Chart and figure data
>> START
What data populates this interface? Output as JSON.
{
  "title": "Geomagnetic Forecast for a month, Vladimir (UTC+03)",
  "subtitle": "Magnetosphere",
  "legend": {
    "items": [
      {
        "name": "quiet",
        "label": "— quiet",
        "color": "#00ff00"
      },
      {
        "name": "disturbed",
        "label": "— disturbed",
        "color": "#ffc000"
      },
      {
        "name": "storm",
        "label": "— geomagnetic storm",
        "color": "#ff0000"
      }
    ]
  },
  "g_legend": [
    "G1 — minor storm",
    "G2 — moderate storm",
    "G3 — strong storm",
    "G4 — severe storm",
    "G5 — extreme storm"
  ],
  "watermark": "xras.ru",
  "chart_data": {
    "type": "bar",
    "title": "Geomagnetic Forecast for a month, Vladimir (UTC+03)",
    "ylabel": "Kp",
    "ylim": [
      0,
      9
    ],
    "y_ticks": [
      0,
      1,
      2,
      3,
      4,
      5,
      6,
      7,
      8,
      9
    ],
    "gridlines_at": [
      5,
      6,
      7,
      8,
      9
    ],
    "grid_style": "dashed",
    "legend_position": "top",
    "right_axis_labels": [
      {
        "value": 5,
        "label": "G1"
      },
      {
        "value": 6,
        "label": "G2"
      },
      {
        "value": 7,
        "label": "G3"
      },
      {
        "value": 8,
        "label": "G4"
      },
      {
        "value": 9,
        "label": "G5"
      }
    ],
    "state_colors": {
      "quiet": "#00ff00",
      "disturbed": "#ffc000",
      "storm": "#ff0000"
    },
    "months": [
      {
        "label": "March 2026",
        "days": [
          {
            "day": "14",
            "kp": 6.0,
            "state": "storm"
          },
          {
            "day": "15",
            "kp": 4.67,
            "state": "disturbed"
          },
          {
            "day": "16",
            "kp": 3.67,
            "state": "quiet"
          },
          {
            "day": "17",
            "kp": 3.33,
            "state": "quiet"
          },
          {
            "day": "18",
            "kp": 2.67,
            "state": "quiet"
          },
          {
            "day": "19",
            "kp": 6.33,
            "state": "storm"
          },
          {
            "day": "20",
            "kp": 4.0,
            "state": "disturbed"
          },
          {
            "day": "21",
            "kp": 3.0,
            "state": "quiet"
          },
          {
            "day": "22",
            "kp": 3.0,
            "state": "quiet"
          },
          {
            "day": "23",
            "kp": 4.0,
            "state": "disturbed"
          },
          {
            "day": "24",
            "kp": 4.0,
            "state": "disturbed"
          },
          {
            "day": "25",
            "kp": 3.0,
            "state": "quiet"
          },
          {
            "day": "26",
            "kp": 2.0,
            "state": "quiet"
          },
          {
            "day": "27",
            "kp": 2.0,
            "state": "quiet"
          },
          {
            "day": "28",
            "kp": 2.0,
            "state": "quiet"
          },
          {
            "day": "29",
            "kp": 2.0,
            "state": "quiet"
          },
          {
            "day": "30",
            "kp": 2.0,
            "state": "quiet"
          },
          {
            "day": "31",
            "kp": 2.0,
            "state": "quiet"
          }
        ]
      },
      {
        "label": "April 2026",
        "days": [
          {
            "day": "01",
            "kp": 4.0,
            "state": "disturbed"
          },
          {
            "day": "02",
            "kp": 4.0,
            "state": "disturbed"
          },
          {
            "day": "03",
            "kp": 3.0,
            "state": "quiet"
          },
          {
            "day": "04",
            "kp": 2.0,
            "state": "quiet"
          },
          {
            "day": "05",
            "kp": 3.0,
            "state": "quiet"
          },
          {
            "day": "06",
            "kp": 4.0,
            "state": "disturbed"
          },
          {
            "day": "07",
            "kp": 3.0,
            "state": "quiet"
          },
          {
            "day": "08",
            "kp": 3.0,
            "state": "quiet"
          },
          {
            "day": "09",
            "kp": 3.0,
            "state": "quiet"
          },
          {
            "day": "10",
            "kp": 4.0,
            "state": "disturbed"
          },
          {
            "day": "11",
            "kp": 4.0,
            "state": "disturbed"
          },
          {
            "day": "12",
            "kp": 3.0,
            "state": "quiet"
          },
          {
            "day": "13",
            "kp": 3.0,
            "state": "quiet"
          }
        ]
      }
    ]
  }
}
>> END
What the task asks: Print all the data exactly.

Response:
What data populates this interface? Output as JSON.
{
  "title": "Geomagnetic Forecast for a month, Vladimir (UTC+03)",
  "subtitle": "Magnetosphere",
  "legend": {
    "items": [
      {
        "name": "quiet",
        "label": "— quiet",
        "color": "#00ff00"
      },
      {
        "name": "disturbed",
        "label": "— disturbed",
        "color": "#ffc000"
      },
      {
        "name": "storm",
        "label": "— geomagnetic storm",
        "color": "#ff0000"
      }
    ]
  },
  "g_legend": [
    "G1 — minor storm",
    "G2 — moderate storm",
    "G3 — strong storm",
    "G4 — severe storm",
    "G5 — extreme storm"
  ],
  "watermark": "xras.ru",
  "chart_data": {
    "type": "bar",
    "title": "Geomagnetic Forecast for a month, Vladimir (UTC+03)",
    "ylabel": "Kp",
    "ylim": [
      0,
      9
    ],
    "y_ticks": [
      0,
      1,
      2,
      3,
      4,
      5,
      6,
      7,
      8,
      9
    ],
    "gridlines_at": [
      5,
      6,
      7,
      8,
      9
    ],
    "grid_style": "dashed",
    "legend_position": "top",
    "right_axis_labels": [
      {
        "value": 5,
        "label": "G1"
      },
      {
        "value": 6,
        "label": "G2"
      },
      {
        "value": 7,
        "label": "G3"
      },
      {
        "value": 8,
        "label": "G4"
      },
      {
        "value": 9,
        "label": "G5"
      }
    ],
    "state_colors": {
      "quiet": "#00ff00",
      "disturbed": "#ffc000",
      "storm": "#ff0000"
    },
    "months": [
      {
        "label": "March 2026",
        "days": [
          {
            "day": "14",
            "kp": 6.0,
            "state": "storm"
          },
          {
            "day": "15",
            "kp": 4.67,
            "state": "disturbed"
          },
          {
            "day": "16",
            "kp": 3.67,
            "state": "quiet"
          },
          {
            "day": "17",
            "kp": 3.33,
            "state": "quiet"
          },
          {
            "day": "18",
            "kp": 2.67,
            "state": "quiet"
          },
          {
            "day": "19",
            "kp": 6.33,
            "state": "storm"
          },
          {
            "day": "20",
            "kp": 4.0,
            "state": "disturbed"
          },
          {
            "day": "21",
            "kp": 3.0,
            "state": "quiet"
          },
          {
            "day": "22",
            "kp": 3.0,
            "state": "quiet"
          },
          {
            "day": "23",
            "kp": 4.0,
            "state": "disturbed"
          },
          {
            "day": "24",
            "kp": 4.0,
            "state": "disturbed"
          },
          {
            "day": "25",
            "kp": 3.0,
            "state": "quiet"
          },
          {
            "day": "26",
            "kp": 2.0,
            "state": "quiet"
          },
          {
            "day": "27",
            "kp": 2.0,
            "state": "quiet"
          },
          {
            "day": "28",
            "kp": 2.0,
            "state": "quiet"
          },
          {
            "day": "29",
            "kp": 2.0,
            "state": "quiet"
          },
          {
            "day": "30",
            "kp": 2.0,
            "state": "quiet"
          },
          {
            "day": "31",
            "kp": 2.0,
            "state": "quiet"
          }
        ]
      },
      {
        "label": "April 2026",
        "days": [
          {
            "day": "01",
            "kp": 4.0,
            "state": "disturbed"
          },
          {
            "day": "02",
            "kp": 4.0,
            "state": "disturbed"
          },
          {
            "day": "03",
            "kp": 3.0,
            "state": "quiet"
          },
          {
            "day": "04",
            "kp": 2.0,
            "state": "quiet"
          },
          {
            "day": "05",
            "kp": 3.0,
            "state": "quiet"
          },
          {
            "day": "06",
            "kp": 4.0,
            "state": "disturbed"
          },
          {
            "day": "07",
            "kp": 3.0,
            "state": "quiet"
          },
          {
            "day": "08",
            "kp": 3.0,
            "state": "quiet"
          },
          {
            "day": "09",
            "kp": 3.0,
            "state": "quiet"
          },
          {
            "day": "10",
            "kp": 4.0,
            "state": "disturbed"
          },
          {
            "day": "11",
            "kp": 4.0,
            "state": "disturbed"
          },
          {
            "day": "12",
            "kp": 3.0,
            "state": "quiet"
          },
          {
            "day": "13",
            "kp": 3.0,
            "state": "quiet"
          }
        ]
      }
    ]
  }
}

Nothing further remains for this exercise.